- **WORK REQUIRED**
Please retype the data in full and exactly; the pictures are not part of the copy.

[Items from a figure collection]
----
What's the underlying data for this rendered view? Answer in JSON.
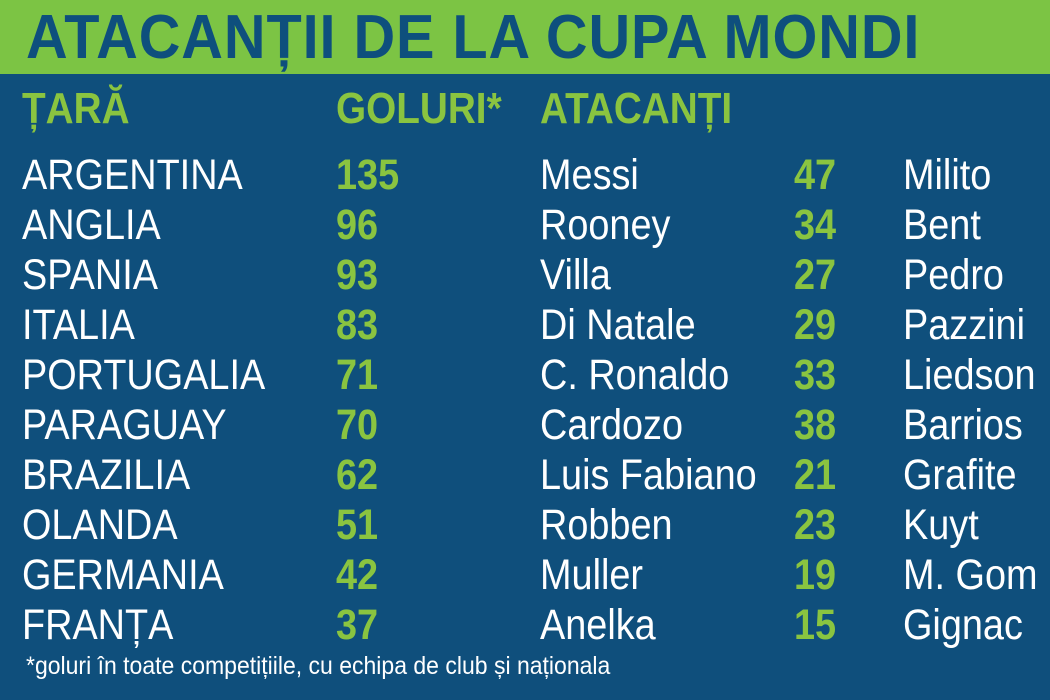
{
  "title": "ATACANȚII DE LA CUPA MONDI",
  "headers": {
    "country": "ȚARĂ",
    "goals": "GOLURI*",
    "strikers": "ATACANȚI"
  },
  "rows": [
    {
      "country": "ARGENTINA",
      "goals": "135",
      "striker1": "Messi",
      "striker1_goals": "47",
      "striker2": "Milito"
    },
    {
      "country": "ANGLIA",
      "goals": "96",
      "striker1": "Rooney",
      "striker1_goals": "34",
      "striker2": "Bent"
    },
    {
      "country": "SPANIA",
      "goals": "93",
      "striker1": "Villa",
      "striker1_goals": "27",
      "striker2": "Pedro"
    },
    {
      "country": "ITALIA",
      "goals": "83",
      "striker1": "Di Natale",
      "striker1_goals": "29",
      "striker2": "Pazzini"
    },
    {
      "country": "PORTUGALIA",
      "goals": "71",
      "striker1": "C. Ronaldo",
      "striker1_goals": "33",
      "striker2": "Liedson"
    },
    {
      "country": "PARAGUAY",
      "goals": "70",
      "striker1": "Cardozo",
      "striker1_goals": "38",
      "striker2": "Barrios"
    },
    {
      "country": "BRAZILIA",
      "goals": "62",
      "striker1": "Luis Fabiano",
      "striker1_goals": "21",
      "striker2": "Grafite"
    },
    {
      "country": "OLANDA",
      "goals": "51",
      "striker1": "Robben",
      "striker1_goals": "23",
      "striker2": "Kuyt"
    },
    {
      "country": "GERMANIA",
      "goals": "42",
      "striker1": "Muller",
      "striker1_goals": "19",
      "striker2": "M. Gom"
    },
    {
      "country": "FRANȚA",
      "goals": "37",
      "striker1": "Anelka",
      "striker1_goals": "15",
      "striker2": "Gignac"
    }
  ],
  "footnote": "*goluri în toate competițiile, cu echipa de club și naționala",
  "colors": {
    "background": "#0f4f7c",
    "banner": "#7cc444",
    "accent_green": "#8ac440",
    "text_white": "#ffffff"
  }
}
----
- **IN RESPONSE**
What's the underlying data for this rendered view? Answer in JSON.
{
  "title": "ATACANȚII DE LA CUPA MONDI",
  "headers": {
    "country": "ȚARĂ",
    "goals": "GOLURI*",
    "strikers": "ATACANȚI"
  },
  "rows": [
    {
      "country": "ARGENTINA",
      "goals": "135",
      "striker1": "Messi",
      "striker1_goals": "47",
      "striker2": "Milito"
    },
    {
      "country": "ANGLIA",
      "goals": "96",
      "striker1": "Rooney",
      "striker1_goals": "34",
      "striker2": "Bent"
    },
    {
      "country": "SPANIA",
      "goals": "93",
      "striker1": "Villa",
      "striker1_goals": "27",
      "striker2": "Pedro"
    },
    {
      "country": "ITALIA",
      "goals": "83",
      "striker1": "Di Natale",
      "striker1_goals": "29",
      "striker2": "Pazzini"
    },
    {
      "country": "PORTUGALIA",
      "goals": "71",
      "striker1": "C. Ronaldo",
      "striker1_goals": "33",
      "striker2": "Liedson"
    },
    {
      "country": "PARAGUAY",
      "goals": "70",
      "striker1": "Cardozo",
      "striker1_goals": "38",
      "striker2": "Barrios"
    },
    {
      "country": "BRAZILIA",
      "goals": "62",
      "striker1": "Luis Fabiano",
      "striker1_goals": "21",
      "striker2": "Grafite"
    },
    {
      "country": "OLANDA",
      "goals": "51",
      "striker1": "Robben",
      "striker1_goals": "23",
      "striker2": "Kuyt"
    },
    {
      "country": "GERMANIA",
      "goals": "42",
      "striker1": "Muller",
      "striker1_goals": "19",
      "striker2": "M. Gom"
    },
    {
      "country": "FRANȚA",
      "goals": "37",
      "striker1": "Anelka",
      "striker1_goals": "15",
      "striker2": "Gignac"
    }
  ],
  "footnote": "*goluri în toate competițiile, cu echipa de club și naționala",
  "colors": {
    "background": "#0f4f7c",
    "banner": "#7cc444",
    "accent_green": "#8ac440",
    "text_white": "#ffffff"
  }
}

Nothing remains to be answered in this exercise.